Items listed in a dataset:
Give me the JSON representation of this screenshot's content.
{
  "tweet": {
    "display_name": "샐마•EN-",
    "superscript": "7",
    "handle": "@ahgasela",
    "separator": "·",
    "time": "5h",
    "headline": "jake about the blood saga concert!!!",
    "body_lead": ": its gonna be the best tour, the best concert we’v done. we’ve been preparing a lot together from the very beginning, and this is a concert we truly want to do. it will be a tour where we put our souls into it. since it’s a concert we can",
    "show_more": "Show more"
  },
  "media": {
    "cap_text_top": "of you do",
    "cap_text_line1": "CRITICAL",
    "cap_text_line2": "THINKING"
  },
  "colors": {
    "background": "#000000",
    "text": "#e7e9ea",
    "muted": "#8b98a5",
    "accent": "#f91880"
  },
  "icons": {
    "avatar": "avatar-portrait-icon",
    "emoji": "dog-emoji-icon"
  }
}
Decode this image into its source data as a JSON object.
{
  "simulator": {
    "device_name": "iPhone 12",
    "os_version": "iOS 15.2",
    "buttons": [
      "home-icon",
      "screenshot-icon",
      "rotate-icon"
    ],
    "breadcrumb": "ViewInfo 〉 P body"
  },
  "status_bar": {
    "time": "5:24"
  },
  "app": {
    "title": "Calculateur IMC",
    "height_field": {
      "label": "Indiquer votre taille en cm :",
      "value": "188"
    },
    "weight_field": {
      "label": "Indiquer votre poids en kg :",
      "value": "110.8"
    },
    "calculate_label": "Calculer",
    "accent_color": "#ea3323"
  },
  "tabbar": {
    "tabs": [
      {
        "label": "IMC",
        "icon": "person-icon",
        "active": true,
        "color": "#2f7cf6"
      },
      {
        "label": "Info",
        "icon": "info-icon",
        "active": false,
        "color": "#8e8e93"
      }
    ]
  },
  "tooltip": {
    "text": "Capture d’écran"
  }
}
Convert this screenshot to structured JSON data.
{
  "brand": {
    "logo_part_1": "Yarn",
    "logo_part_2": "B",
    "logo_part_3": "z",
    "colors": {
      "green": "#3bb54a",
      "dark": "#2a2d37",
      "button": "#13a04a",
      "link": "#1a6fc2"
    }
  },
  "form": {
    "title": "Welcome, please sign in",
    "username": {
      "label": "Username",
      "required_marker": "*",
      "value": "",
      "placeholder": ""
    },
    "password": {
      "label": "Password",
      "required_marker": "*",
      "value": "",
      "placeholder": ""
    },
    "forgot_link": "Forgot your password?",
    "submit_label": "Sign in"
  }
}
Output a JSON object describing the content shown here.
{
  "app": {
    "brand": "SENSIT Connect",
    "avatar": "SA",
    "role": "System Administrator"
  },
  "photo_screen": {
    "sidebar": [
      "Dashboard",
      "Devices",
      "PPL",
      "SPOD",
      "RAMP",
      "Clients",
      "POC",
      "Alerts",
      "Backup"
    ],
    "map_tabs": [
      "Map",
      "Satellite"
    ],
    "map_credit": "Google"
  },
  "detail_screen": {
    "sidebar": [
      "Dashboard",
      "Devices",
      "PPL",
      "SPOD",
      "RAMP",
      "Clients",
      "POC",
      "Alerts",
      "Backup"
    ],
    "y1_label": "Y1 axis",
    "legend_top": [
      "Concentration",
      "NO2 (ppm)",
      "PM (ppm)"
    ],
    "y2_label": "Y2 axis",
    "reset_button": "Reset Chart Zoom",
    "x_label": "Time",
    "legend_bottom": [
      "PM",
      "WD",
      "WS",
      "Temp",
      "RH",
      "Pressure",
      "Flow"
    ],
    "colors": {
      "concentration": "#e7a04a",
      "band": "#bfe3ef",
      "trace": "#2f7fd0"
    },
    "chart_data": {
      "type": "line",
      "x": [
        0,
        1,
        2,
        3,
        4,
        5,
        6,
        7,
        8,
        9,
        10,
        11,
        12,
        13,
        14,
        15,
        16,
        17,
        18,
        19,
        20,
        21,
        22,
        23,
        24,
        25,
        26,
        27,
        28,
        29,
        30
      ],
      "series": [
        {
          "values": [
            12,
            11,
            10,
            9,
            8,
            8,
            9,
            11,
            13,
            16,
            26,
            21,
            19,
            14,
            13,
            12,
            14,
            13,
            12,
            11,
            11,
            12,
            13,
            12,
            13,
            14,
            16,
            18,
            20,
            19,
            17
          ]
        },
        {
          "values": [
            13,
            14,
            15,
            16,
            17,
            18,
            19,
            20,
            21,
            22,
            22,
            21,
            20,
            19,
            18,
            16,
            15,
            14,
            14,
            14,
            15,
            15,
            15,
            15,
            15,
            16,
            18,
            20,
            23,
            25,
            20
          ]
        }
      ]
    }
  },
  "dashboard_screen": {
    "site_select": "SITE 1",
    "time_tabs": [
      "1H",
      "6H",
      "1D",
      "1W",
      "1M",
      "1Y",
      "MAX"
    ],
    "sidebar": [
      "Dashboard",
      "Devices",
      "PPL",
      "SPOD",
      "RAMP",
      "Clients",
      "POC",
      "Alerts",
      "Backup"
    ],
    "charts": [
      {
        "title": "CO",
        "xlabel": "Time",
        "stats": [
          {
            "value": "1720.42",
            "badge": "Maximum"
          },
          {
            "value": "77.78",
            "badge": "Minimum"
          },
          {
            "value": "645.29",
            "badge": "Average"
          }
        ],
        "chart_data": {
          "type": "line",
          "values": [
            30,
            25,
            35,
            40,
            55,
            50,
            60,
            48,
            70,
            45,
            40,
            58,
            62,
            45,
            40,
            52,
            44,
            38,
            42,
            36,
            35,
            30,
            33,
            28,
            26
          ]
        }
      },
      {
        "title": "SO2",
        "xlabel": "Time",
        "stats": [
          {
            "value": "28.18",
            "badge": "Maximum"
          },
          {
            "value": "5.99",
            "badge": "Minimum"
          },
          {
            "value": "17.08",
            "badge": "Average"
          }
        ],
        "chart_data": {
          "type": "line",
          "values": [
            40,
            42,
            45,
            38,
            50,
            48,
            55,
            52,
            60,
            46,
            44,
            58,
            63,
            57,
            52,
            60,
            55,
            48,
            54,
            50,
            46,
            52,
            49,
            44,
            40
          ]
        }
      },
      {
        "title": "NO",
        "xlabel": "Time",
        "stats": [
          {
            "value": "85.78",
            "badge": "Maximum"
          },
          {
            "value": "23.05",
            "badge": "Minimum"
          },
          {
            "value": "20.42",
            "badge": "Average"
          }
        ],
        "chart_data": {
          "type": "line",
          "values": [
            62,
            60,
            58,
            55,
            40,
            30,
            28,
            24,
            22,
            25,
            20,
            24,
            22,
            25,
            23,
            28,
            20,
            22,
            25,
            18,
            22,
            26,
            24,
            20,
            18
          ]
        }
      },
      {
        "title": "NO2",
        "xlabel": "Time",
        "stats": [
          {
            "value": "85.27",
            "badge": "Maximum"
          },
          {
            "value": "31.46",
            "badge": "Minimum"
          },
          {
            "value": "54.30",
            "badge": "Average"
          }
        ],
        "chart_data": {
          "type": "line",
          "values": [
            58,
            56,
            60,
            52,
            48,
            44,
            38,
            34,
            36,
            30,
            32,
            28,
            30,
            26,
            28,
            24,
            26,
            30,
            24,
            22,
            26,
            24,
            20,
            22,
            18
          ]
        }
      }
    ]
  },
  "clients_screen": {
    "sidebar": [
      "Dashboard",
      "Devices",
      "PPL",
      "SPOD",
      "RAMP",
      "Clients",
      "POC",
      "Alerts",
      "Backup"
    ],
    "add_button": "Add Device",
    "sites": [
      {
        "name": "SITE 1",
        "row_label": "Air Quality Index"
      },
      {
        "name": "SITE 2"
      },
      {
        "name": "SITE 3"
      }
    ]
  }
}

> _SET TASK_
Repeat every entry word for word.

> _RESPONSE_
Give me the JSON representation of this screenshot's content.
{
  "tweet": {
    "display_name": "샐마•EN-",
    "superscript": "7",
    "handle": "@ahgasela",
    "separator": "·",
    "time": "5h",
    "headline": "jake about the blood saga concert!!!",
    "body_lead": ": its gonna be the best tour, the best concert we’v done. we’ve been preparing a lot together from the very beginning, and this is a concert we truly want to do. it will be a tour where we put our souls into it. since it’s a concert we can",
    "show_more": "Show more"
  },
  "media": {
    "cap_text_top": "of you do",
    "cap_text_line1": "CRITICAL",
    "cap_text_line2": "THINKING"
  },
  "colors": {
    "background": "#000000",
    "text": "#e7e9ea",
    "muted": "#8b98a5",
    "accent": "#f91880"
  },
  "icons": {
    "avatar": "avatar-portrait-icon",
    "emoji": "dog-emoji-icon"
  }
}
Decode this image into its source data as a JSON object.
{
  "simulator": {
    "device_name": "iPhone 12",
    "os_version": "iOS 15.2",
    "buttons": [
      "home-icon",
      "screenshot-icon",
      "rotate-icon"
    ],
    "breadcrumb": "ViewInfo 〉 P body"
  },
  "status_bar": {
    "time": "5:24"
  },
  "app": {
    "title": "Calculateur IMC",
    "height_field": {
      "label": "Indiquer votre taille en cm :",
      "value": "188"
    },
    "weight_field": {
      "label": "Indiquer votre poids en kg :",
      "value": "110.8"
    },
    "calculate_label": "Calculer",
    "accent_color": "#ea3323"
  },
  "tabbar": {
    "tabs": [
      {
        "label": "IMC",
        "icon": "person-icon",
        "active": true,
        "color": "#2f7cf6"
      },
      {
        "label": "Info",
        "icon": "info-icon",
        "active": false,
        "color": "#8e8e93"
      }
    ]
  },
  "tooltip": {
    "text": "Capture d’écran"
  }
}
Convert this screenshot to structured JSON data.
{
  "brand": {
    "logo_part_1": "Yarn",
    "logo_part_2": "B",
    "logo_part_3": "z",
    "colors": {
      "green": "#3bb54a",
      "dark": "#2a2d37",
      "button": "#13a04a",
      "link": "#1a6fc2"
    }
  },
  "form": {
    "title": "Welcome, please sign in",
    "username": {
      "label": "Username",
      "required_marker": "*",
      "value": "",
      "placeholder": ""
    },
    "password": {
      "label": "Password",
      "required_marker": "*",
      "value": "",
      "placeholder": ""
    },
    "forgot_link": "Forgot your password?",
    "submit_label": "Sign in"
  }
}
Output a JSON object describing the content shown here.
{
  "app": {
    "brand": "SENSIT Connect",
    "avatar": "SA",
    "role": "System Administrator"
  },
  "photo_screen": {
    "sidebar": [
      "Dashboard",
      "Devices",
      "PPL",
      "SPOD",
      "RAMP",
      "Clients",
      "POC",
      "Alerts",
      "Backup"
    ],
    "map_tabs": [
      "Map",
      "Satellite"
    ],
    "map_credit": "Google"
  },
  "detail_screen": {
    "sidebar": [
      "Dashboard",
      "Devices",
      "PPL",
      "SPOD",
      "RAMP",
      "Clients",
      "POC",
      "Alerts",
      "Backup"
    ],
    "y1_label": "Y1 axis",
    "legend_top": [
      "Concentration",
      "NO2 (ppm)",
      "PM (ppm)"
    ],
    "y2_label": "Y2 axis",
    "reset_button": "Reset Chart Zoom",
    "x_label": "Time",
    "legend_bottom": [
      "PM",
      "WD",
      "WS",
      "Temp",
      "RH",
      "Pressure",
      "Flow"
    ],
    "colors": {
      "concentration": "#e7a04a",
      "band": "#bfe3ef",
      "trace": "#2f7fd0"
    },
    "chart_data": {
      "type": "line",
      "x": [
        0,
        1,
        2,
        3,
        4,
        5,
        6,
        7,
        8,
        9,
        10,
        11,
        12,
        13,
        14,
        15,
        16,
        17,
        18,
        19,
        20,
        21,
        22,
        23,
        24,
        25,
        26,
        27,
        28,
        29,
        30
      ],
      "series": [
        {
          "values": [
            12,
            11,
            10,
            9,
            8,
            8,
            9,
            11,
            13,
            16,
            26,
            21,
            19,
            14,
            13,
            12,
            14,
            13,
            12,
            11,
            11,
            12,
            13,
            12,
            13,
            14,
            16,
            18,
            20,
            19,
            17
          ]
        },
        {
          "values": [
            13,
            14,
            15,
            16,
            17,
            18,
            19,
            20,
            21,
            22,
            22,
            21,
            20,
            19,
            18,
            16,
            15,
            14,
            14,
            14,
            15,
            15,
            15,
            15,
            15,
            16,
            18,
            20,
            23,
            25,
            20
          ]
        }
      ]
    }
  },
  "dashboard_screen": {
    "site_select": "SITE 1",
    "time_tabs": [
      "1H",
      "6H",
      "1D",
      "1W",
      "1M",
      "1Y",
      "MAX"
    ],
    "sidebar": [
      "Dashboard",
      "Devices",
      "PPL",
      "SPOD",
      "RAMP",
      "Clients",
      "POC",
      "Alerts",
      "Backup"
    ],
    "charts": [
      {
        "title": "CO",
        "xlabel": "Time",
        "stats": [
          {
            "value": "1720.42",
            "badge": "Maximum"
          },
          {
            "value": "77.78",
            "badge": "Minimum"
          },
          {
            "value": "645.29",
            "badge": "Average"
          }
        ],
        "chart_data": {
          "type": "line",
          "values": [
            30,
            25,
            35,
            40,
            55,
            50,
            60,
            48,
            70,
            45,
            40,
            58,
            62,
            45,
            40,
            52,
            44,
            38,
            42,
            36,
            35,
            30,
            33,
            28,
            26
          ]
        }
      },
      {
        "title": "SO2",
        "xlabel": "Time",
        "stats": [
          {
            "value": "28.18",
            "badge": "Maximum"
          },
          {
            "value": "5.99",
            "badge": "Minimum"
          },
          {
            "value": "17.08",
            "badge": "Average"
          }
        ],
        "chart_data": {
          "type": "line",
          "values": [
            40,
            42,
            45,
            38,
            50,
            48,
            55,
            52,
            60,
            46,
            44,
            58,
            63,
            57,
            52,
            60,
            55,
            48,
            54,
            50,
            46,
            52,
            49,
            44,
            40
          ]
        }
      },
      {
        "title": "NO",
        "xlabel": "Time",
        "stats": [
          {
            "value": "85.78",
            "badge": "Maximum"
          },
          {
            "value": "23.05",
            "badge": "Minimum"
          },
          {
            "value": "20.42",
            "badge": "Average"
          }
        ],
        "chart_data": {
          "type": "line",
          "values": [
            62,
            60,
            58,
            55,
            40,
            30,
            28,
            24,
            22,
            25,
            20,
            24,
            22,
            25,
            23,
            28,
            20,
            22,
            25,
            18,
            22,
            26,
            24,
            20,
            18
          ]
        }
      },
      {
        "title": "NO2",
        "xlabel": "Time",
        "stats": [
          {
            "value": "85.27",
            "badge": "Maximum"
          },
          {
            "value": "31.46",
            "badge": "Minimum"
          },
          {
            "value": "54.30",
            "badge": "Average"
          }
        ],
        "chart_data": {
          "type": "line",
          "values": [
            58,
            56,
            60,
            52,
            48,
            44,
            38,
            34,
            36,
            30,
            32,
            28,
            30,
            26,
            28,
            24,
            26,
            30,
            24,
            22,
            26,
            24,
            20,
            22,
            18
          ]
        }
      }
    ]
  },
  "clients_screen": {
    "sidebar": [
      "Dashboard",
      "Devices",
      "PPL",
      "SPOD",
      "RAMP",
      "Clients",
      "POC",
      "Alerts",
      "Backup"
    ],
    "add_button": "Add Device",
    "sites": [
      {
        "name": "SITE 1",
        "row_label": "Air Quality Index"
      },
      {
        "name": "SITE 2"
      },
      {
        "name": "SITE 3"
      }
    ]
  }
}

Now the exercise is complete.